# Request
In the entries, find all lines that hold the word "light" and copy them.

# Material
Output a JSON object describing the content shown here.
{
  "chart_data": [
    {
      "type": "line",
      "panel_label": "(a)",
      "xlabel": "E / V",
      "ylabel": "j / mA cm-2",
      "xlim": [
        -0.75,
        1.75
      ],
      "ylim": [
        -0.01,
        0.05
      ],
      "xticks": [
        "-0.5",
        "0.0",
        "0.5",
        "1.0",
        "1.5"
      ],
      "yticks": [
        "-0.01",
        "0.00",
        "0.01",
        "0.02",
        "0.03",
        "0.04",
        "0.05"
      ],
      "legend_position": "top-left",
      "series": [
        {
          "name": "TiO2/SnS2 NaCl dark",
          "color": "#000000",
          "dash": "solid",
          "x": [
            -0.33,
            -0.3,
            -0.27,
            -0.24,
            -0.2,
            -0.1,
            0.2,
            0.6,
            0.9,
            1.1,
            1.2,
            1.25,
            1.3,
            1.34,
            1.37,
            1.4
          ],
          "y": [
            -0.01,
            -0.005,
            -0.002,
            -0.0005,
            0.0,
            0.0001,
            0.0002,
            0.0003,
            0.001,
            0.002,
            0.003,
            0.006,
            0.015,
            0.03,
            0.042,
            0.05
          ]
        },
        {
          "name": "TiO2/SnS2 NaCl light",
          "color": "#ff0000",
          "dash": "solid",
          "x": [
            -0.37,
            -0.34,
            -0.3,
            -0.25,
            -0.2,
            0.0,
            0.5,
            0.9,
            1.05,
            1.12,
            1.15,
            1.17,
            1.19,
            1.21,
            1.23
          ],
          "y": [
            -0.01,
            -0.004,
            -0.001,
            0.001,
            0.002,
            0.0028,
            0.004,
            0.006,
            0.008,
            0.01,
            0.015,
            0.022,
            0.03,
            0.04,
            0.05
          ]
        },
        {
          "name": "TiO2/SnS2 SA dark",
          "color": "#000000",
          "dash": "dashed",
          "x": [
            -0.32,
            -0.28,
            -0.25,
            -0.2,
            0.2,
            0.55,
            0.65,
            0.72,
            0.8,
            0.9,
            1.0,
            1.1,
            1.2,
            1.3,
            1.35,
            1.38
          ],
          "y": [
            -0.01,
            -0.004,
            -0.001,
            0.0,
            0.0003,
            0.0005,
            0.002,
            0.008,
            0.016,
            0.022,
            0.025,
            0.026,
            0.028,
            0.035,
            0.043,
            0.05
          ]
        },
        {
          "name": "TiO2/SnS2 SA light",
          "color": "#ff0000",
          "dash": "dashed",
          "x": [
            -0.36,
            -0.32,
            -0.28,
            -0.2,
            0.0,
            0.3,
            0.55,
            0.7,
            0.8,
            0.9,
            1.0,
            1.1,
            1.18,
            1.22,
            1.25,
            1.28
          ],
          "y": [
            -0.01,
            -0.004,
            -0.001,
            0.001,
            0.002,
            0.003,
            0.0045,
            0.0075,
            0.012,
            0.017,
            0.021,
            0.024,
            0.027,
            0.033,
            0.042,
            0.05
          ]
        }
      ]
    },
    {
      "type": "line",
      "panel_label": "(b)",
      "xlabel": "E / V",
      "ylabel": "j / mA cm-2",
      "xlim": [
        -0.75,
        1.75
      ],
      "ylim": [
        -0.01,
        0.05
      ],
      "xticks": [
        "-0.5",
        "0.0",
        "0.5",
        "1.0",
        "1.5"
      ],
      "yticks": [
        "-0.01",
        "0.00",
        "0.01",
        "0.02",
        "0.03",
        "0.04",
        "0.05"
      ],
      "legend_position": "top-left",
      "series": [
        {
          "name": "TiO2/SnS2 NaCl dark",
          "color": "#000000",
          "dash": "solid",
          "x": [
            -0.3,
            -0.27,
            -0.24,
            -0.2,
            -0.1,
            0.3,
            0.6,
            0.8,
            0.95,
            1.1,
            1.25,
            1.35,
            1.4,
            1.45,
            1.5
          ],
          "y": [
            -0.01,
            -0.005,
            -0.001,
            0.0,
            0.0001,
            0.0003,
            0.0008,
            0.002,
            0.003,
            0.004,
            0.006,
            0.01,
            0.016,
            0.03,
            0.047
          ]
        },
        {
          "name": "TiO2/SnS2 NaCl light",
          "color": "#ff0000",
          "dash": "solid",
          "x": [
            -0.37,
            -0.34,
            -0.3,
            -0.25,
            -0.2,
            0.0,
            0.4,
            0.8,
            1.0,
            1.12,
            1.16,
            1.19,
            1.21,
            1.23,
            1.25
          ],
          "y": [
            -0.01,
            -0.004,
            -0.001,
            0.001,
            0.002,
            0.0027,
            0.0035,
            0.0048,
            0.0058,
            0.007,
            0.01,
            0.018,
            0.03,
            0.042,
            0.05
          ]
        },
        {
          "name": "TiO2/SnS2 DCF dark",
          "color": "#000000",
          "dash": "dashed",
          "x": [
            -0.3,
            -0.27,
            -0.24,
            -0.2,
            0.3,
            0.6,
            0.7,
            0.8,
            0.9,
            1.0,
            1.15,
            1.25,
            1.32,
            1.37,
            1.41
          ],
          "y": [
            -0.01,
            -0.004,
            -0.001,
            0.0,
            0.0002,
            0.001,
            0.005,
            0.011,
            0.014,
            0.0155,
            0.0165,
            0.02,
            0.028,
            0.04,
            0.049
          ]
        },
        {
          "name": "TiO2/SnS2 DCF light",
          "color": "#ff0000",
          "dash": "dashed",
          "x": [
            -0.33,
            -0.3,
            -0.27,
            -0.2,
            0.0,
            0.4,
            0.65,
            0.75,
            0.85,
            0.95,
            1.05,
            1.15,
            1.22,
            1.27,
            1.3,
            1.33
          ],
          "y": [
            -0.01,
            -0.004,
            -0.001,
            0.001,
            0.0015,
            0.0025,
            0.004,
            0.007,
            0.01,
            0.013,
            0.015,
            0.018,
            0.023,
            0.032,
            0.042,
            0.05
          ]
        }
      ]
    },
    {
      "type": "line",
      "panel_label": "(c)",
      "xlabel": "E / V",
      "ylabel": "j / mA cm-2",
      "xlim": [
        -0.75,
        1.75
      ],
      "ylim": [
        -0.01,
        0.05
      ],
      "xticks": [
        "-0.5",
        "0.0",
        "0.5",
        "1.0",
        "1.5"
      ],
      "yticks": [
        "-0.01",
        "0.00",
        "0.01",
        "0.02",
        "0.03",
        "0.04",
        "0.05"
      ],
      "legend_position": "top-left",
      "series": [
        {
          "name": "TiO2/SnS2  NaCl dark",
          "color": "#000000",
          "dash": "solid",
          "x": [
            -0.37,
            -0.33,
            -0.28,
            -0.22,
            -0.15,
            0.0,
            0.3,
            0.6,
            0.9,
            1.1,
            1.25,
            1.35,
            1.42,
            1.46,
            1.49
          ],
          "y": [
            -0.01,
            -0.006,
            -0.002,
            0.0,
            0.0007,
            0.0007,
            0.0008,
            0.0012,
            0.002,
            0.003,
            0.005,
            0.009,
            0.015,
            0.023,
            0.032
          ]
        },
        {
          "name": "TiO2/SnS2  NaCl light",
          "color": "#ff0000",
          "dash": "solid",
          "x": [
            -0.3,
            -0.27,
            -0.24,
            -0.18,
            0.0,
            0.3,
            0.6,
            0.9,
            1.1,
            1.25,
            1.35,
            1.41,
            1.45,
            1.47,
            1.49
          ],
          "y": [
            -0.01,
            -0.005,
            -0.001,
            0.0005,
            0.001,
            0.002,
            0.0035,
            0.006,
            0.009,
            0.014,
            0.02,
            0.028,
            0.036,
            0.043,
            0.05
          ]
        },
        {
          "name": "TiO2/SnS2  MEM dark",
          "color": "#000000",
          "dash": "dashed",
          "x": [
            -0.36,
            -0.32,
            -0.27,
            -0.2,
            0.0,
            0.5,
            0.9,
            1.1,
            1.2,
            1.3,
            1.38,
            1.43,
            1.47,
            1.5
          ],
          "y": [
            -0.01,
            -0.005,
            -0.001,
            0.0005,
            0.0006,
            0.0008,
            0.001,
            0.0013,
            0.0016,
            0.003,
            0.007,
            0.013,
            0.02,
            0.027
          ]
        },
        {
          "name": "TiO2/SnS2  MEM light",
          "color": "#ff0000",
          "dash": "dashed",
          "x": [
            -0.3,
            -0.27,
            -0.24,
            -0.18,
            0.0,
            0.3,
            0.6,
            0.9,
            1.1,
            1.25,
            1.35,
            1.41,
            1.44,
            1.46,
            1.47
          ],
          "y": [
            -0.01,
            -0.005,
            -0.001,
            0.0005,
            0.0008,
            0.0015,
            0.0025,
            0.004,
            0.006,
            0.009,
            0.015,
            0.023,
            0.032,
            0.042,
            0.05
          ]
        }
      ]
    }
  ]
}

# Output
          "name": "TiO2/SnS2 NaCl light",
          "name": "TiO2/SnS2 SA light",
          "name": "TiO2/SnS2 NaCl light",
          "name": "TiO2/SnS2 DCF light",
          "name": "TiO2/SnS2  NaCl light",
          "name": "TiO2/SnS2  MEM light",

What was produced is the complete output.